● SET EXERCISE:
Identify the lines bearing the string "required" and gather them.

● MATERIAL FOR THE TASK:
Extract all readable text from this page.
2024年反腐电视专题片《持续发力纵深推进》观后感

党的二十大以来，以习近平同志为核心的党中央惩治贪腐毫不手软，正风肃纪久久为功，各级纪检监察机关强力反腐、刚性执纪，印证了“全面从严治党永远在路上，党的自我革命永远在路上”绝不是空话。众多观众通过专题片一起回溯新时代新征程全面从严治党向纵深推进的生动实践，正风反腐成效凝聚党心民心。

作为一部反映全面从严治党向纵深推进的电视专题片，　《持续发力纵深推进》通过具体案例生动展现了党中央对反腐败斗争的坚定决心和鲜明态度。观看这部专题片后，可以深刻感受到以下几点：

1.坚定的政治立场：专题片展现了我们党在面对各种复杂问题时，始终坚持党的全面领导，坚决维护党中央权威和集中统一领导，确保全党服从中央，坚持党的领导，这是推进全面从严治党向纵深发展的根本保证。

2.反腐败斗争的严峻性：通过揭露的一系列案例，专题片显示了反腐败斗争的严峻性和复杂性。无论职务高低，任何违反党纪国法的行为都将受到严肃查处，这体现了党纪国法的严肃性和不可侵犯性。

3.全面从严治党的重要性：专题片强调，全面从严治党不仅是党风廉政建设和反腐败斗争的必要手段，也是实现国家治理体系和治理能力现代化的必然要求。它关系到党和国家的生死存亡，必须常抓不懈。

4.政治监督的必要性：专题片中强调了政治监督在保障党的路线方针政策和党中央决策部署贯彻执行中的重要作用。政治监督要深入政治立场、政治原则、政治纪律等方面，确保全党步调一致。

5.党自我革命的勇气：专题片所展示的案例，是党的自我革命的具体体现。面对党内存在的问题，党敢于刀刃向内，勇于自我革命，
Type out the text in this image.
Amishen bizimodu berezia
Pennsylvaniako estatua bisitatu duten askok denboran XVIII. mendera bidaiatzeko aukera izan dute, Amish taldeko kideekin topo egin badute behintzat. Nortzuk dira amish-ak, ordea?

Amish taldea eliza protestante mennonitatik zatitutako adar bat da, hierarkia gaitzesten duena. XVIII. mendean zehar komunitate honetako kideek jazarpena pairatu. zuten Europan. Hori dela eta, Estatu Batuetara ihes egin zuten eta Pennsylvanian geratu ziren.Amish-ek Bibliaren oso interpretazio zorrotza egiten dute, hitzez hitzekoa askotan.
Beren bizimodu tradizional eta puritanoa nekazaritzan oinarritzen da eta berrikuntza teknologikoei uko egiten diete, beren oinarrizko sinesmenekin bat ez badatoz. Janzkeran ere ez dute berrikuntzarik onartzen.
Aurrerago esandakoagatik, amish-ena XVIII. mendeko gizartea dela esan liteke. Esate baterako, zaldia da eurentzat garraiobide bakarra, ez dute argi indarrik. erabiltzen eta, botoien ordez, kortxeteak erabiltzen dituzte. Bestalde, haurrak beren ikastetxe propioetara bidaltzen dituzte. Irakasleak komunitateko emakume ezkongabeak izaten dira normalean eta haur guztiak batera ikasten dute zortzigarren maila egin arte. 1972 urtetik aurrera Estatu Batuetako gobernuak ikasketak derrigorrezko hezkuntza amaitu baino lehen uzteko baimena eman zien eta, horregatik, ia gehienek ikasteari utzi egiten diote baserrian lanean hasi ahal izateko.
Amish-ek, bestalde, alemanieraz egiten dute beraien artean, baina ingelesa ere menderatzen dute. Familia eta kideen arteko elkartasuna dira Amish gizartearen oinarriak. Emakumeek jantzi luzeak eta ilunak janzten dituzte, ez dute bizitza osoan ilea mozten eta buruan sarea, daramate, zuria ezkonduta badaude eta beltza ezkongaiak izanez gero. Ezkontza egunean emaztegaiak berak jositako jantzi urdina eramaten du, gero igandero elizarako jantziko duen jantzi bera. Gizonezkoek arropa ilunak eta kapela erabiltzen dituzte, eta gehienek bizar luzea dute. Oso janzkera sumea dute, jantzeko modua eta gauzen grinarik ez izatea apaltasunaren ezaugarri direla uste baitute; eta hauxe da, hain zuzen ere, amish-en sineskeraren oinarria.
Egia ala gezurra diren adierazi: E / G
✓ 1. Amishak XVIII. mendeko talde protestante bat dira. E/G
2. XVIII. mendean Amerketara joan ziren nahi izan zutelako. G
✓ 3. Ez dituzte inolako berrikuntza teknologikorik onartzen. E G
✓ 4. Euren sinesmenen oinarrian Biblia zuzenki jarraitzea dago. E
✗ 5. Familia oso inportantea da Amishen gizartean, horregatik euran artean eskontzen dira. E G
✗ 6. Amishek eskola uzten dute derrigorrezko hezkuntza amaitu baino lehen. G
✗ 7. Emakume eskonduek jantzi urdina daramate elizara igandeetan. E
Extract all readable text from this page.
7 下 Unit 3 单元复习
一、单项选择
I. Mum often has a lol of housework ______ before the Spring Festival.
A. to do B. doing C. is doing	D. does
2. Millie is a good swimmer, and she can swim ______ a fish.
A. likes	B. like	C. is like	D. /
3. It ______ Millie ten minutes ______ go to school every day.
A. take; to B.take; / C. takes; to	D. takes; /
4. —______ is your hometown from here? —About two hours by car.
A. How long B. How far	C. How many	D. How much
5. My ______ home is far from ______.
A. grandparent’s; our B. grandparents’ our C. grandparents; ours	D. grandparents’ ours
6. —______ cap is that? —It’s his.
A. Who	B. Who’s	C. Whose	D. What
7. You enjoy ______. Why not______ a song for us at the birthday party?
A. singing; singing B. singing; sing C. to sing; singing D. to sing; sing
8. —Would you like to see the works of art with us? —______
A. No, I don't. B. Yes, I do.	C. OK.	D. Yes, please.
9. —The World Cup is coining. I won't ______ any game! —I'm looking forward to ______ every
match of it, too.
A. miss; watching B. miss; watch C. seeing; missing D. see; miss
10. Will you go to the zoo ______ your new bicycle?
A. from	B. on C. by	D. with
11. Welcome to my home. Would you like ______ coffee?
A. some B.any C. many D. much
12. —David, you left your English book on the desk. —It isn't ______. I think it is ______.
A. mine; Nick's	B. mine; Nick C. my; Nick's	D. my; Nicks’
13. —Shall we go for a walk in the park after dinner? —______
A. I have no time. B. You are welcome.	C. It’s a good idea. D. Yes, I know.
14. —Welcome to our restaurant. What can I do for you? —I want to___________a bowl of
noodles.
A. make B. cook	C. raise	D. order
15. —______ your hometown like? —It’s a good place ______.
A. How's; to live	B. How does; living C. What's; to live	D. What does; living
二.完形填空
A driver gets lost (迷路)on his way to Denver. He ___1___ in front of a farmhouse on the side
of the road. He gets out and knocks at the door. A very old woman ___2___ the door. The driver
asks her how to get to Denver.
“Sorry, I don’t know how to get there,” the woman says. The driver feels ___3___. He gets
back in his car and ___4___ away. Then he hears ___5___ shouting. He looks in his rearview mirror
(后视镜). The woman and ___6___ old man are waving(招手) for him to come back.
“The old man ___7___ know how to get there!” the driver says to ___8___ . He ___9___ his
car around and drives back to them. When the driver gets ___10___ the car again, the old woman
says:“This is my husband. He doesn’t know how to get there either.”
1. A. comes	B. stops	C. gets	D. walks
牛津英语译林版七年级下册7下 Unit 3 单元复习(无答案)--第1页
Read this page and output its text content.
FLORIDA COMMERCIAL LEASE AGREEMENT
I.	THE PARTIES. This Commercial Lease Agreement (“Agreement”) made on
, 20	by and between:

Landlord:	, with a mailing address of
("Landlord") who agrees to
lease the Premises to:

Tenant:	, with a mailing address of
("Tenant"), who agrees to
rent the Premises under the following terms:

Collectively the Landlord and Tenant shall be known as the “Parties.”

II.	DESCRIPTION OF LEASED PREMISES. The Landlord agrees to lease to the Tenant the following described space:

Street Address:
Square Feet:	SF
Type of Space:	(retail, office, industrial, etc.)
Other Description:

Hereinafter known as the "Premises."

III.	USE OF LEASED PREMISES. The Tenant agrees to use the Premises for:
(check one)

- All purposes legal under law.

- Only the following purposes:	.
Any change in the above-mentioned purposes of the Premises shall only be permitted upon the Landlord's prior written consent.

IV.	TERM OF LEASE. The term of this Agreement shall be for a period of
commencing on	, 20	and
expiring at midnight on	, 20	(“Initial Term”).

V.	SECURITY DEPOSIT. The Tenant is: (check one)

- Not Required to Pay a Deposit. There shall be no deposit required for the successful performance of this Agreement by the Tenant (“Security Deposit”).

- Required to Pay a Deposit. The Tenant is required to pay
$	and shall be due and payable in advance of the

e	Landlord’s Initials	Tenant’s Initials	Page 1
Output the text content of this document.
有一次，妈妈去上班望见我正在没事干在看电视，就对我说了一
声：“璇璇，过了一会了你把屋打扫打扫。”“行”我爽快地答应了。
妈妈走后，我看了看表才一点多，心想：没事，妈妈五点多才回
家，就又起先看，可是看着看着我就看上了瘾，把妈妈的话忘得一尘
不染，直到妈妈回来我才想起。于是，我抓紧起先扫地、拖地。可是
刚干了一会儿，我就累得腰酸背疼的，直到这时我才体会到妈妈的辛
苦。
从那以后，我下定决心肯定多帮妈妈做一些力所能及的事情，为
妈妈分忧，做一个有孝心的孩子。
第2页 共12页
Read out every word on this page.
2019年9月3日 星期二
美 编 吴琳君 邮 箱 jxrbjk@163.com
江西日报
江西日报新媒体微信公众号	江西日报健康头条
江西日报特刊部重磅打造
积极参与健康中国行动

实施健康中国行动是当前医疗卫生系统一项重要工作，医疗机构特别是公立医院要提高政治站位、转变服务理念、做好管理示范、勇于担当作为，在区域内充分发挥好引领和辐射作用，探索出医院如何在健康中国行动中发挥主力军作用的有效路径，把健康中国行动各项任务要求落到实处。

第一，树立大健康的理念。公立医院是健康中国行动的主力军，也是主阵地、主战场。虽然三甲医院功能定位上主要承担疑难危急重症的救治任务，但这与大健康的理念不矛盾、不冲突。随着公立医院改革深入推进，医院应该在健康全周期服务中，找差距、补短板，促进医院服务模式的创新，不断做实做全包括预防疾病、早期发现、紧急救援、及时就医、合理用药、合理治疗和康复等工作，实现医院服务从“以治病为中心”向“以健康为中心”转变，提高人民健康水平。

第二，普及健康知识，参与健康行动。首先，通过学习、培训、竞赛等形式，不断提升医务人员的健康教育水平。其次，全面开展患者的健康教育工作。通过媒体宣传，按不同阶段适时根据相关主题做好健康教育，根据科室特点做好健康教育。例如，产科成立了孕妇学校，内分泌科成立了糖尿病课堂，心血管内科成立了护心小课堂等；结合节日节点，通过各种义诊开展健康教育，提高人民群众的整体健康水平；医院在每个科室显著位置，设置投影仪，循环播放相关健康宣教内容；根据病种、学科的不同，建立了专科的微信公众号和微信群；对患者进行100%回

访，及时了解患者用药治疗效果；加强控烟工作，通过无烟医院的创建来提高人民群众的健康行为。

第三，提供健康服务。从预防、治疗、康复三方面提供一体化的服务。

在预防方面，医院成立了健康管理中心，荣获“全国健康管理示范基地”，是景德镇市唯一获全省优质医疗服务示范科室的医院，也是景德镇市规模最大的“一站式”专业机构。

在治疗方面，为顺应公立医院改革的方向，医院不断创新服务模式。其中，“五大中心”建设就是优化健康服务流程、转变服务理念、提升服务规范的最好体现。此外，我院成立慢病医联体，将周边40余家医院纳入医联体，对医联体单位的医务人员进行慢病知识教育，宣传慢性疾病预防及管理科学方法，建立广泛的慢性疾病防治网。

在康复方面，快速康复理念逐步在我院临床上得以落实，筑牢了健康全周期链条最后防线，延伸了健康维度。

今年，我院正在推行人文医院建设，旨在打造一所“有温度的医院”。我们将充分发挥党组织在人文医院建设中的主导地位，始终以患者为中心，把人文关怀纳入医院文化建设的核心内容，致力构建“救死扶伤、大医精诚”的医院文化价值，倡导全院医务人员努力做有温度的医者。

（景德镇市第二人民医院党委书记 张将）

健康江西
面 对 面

● WORKED SOLUTION:
- Not Required to Pay a Deposit. There shall be no deposit required for the successful performance of this Agreement by the Tenant (“Security Deposit”).
- Required to Pay a Deposit. The Tenant is required to pay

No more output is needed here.